▸ Records for the task

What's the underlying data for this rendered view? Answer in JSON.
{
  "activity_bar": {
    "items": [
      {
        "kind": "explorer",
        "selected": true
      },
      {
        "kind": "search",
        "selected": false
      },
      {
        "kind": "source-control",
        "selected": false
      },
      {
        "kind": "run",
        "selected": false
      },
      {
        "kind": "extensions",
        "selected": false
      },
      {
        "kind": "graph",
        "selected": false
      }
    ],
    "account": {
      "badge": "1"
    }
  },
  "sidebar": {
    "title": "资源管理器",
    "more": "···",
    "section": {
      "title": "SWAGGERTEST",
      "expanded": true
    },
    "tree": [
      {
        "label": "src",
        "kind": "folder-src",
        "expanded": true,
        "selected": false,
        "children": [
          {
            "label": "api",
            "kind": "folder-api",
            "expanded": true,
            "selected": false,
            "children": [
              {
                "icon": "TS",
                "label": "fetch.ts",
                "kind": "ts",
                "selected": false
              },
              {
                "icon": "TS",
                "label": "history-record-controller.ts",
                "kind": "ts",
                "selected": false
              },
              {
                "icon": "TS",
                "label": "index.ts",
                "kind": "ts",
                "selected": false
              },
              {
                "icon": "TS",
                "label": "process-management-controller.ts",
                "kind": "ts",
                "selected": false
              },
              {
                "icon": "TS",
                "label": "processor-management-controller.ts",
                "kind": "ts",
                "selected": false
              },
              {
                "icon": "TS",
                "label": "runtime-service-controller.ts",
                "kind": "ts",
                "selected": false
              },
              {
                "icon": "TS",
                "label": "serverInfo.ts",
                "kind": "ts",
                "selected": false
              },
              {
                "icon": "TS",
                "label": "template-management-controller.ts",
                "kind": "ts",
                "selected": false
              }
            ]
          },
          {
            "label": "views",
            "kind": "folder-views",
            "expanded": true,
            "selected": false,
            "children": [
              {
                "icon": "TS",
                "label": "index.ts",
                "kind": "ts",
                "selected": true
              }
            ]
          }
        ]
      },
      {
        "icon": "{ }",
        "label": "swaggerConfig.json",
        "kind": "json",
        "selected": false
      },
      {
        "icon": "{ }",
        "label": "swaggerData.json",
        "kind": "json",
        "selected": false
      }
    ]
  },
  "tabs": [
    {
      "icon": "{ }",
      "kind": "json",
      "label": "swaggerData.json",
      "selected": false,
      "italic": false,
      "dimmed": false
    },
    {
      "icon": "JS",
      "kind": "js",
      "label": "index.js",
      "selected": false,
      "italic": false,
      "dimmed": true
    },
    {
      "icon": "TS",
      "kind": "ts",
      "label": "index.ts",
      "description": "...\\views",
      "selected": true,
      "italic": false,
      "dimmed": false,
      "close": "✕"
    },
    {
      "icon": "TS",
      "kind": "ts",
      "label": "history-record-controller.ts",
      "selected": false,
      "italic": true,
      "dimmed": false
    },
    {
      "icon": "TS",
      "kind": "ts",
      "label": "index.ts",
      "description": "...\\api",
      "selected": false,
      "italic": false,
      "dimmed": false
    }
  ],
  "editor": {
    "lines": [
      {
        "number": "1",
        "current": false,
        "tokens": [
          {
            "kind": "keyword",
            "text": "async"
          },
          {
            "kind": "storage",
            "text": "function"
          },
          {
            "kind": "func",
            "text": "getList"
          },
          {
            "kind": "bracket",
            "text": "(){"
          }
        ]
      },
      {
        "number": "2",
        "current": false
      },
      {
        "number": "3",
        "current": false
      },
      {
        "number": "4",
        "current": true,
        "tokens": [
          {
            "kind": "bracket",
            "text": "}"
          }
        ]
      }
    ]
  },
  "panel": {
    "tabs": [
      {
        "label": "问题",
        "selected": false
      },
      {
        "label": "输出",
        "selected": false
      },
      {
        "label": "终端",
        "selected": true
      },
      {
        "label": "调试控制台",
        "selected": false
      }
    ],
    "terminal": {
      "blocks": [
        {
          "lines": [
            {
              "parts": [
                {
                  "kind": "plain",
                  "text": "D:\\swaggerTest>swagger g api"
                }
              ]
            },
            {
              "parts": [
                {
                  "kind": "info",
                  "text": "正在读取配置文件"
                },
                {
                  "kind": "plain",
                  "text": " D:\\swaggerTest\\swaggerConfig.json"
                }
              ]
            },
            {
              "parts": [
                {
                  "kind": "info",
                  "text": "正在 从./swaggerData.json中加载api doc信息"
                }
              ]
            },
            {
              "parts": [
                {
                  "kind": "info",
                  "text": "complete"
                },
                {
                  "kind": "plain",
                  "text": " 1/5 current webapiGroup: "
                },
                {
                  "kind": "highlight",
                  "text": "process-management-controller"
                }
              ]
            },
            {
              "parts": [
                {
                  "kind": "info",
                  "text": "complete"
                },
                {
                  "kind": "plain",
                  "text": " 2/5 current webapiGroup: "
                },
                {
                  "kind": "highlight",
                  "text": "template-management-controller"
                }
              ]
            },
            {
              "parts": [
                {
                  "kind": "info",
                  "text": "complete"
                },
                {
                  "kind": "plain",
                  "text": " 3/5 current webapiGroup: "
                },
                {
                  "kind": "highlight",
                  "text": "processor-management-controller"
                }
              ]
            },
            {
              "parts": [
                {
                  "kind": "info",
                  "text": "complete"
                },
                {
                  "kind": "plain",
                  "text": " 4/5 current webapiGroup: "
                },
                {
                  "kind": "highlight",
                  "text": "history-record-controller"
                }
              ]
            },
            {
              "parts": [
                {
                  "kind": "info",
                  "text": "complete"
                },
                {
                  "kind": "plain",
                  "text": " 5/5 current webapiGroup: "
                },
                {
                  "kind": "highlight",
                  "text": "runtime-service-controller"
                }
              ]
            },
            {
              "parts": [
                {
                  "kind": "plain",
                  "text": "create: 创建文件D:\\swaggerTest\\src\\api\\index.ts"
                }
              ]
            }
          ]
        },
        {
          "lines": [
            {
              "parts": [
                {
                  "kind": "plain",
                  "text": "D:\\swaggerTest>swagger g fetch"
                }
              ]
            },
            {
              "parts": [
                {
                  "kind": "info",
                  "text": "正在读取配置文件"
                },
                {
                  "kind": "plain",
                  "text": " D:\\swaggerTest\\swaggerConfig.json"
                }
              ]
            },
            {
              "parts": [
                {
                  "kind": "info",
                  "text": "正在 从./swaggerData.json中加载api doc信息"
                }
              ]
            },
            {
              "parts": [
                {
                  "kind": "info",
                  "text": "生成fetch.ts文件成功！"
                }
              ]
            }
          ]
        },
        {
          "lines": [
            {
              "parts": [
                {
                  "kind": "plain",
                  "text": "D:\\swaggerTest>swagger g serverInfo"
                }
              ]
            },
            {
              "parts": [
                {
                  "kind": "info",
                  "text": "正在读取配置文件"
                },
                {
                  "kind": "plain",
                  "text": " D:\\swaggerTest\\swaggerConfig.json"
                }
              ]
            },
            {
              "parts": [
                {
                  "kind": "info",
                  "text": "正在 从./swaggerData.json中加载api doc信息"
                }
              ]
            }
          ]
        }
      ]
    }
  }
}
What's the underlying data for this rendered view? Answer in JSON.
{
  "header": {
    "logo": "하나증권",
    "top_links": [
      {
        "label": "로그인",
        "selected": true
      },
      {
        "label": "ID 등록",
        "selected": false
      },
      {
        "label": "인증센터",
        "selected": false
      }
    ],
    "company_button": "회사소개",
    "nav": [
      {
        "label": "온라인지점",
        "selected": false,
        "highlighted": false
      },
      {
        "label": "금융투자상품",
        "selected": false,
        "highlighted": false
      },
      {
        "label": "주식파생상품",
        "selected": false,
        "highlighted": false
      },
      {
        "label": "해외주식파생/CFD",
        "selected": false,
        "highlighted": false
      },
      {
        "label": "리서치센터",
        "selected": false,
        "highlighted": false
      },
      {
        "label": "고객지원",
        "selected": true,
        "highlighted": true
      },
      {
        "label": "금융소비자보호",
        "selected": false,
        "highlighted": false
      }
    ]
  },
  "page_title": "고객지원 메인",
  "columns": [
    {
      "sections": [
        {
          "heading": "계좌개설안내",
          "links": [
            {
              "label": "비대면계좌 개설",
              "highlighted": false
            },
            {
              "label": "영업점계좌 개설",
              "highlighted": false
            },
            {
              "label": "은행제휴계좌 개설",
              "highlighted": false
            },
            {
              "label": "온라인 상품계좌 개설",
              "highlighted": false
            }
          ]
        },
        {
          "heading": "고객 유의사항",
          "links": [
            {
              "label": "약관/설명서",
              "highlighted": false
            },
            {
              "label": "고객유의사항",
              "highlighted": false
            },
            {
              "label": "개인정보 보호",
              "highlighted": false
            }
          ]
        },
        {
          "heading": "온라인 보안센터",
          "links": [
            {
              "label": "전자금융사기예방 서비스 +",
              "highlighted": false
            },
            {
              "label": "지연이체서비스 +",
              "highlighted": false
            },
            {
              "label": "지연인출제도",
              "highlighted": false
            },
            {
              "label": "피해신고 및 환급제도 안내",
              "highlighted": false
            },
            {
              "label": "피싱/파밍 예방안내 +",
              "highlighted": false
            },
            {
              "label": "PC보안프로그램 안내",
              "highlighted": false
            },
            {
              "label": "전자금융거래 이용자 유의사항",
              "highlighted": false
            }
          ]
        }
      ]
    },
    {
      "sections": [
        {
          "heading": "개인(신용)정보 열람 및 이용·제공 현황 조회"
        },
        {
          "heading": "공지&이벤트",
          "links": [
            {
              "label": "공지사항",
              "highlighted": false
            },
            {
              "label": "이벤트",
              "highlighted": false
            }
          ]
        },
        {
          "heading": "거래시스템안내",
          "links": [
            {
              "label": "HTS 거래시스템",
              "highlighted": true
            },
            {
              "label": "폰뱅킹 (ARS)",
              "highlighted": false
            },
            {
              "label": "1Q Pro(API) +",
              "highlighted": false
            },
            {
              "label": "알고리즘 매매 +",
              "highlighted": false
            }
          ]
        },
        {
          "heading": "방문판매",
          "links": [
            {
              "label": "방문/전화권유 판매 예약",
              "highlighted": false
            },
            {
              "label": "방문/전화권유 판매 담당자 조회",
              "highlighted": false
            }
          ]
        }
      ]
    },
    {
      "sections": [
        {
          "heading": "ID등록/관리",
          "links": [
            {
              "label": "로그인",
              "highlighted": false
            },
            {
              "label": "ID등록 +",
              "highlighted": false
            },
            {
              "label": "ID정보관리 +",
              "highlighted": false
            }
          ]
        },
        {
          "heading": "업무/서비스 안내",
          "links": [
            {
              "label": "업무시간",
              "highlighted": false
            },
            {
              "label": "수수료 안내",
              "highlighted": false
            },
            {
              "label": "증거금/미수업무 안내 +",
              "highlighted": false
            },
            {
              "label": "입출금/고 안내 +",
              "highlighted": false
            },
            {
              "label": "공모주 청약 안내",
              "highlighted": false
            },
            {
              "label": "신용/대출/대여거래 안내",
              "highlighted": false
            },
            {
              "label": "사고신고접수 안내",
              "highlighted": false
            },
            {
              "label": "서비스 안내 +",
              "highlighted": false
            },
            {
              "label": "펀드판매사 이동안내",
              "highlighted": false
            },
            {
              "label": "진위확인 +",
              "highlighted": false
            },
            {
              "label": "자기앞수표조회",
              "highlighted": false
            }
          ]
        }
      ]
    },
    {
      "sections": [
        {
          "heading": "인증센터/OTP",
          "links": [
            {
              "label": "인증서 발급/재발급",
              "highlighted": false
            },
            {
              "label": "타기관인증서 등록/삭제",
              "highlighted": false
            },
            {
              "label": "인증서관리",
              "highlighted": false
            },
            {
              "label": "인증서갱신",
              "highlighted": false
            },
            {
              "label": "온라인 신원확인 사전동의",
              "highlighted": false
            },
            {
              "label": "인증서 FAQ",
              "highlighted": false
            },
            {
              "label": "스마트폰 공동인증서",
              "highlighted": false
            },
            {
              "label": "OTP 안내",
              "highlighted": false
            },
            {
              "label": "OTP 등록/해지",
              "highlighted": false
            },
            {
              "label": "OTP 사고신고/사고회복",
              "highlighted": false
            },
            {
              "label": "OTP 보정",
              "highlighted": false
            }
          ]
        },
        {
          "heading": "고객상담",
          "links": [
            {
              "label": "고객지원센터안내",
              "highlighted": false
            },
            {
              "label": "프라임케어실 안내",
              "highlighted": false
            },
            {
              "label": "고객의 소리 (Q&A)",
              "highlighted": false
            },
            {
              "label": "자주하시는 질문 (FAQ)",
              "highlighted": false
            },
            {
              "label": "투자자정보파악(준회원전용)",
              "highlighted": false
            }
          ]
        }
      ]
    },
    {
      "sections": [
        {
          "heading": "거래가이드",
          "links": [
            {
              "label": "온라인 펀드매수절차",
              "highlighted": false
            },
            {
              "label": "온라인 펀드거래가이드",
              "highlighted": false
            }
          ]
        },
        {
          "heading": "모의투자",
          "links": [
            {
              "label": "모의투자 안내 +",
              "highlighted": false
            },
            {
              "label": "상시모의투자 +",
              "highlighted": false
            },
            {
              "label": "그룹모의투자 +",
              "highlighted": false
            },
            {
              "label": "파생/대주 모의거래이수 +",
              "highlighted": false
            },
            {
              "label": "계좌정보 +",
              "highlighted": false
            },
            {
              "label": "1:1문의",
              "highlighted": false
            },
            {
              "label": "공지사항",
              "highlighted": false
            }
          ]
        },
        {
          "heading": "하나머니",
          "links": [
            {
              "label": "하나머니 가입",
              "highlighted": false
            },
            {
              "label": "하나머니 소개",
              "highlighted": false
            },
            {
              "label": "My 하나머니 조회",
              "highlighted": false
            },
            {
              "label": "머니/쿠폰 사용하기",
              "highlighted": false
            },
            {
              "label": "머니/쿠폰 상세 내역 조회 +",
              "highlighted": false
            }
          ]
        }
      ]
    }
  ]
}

▸ Directions for this task
Each line holding "하나머니" must be found and copied.

▸ Solution below
          "heading": "하나머니",
              "label": "하나머니 가입",
              "label": "하나머니 소개",
              "label": "My 하나머니 조회",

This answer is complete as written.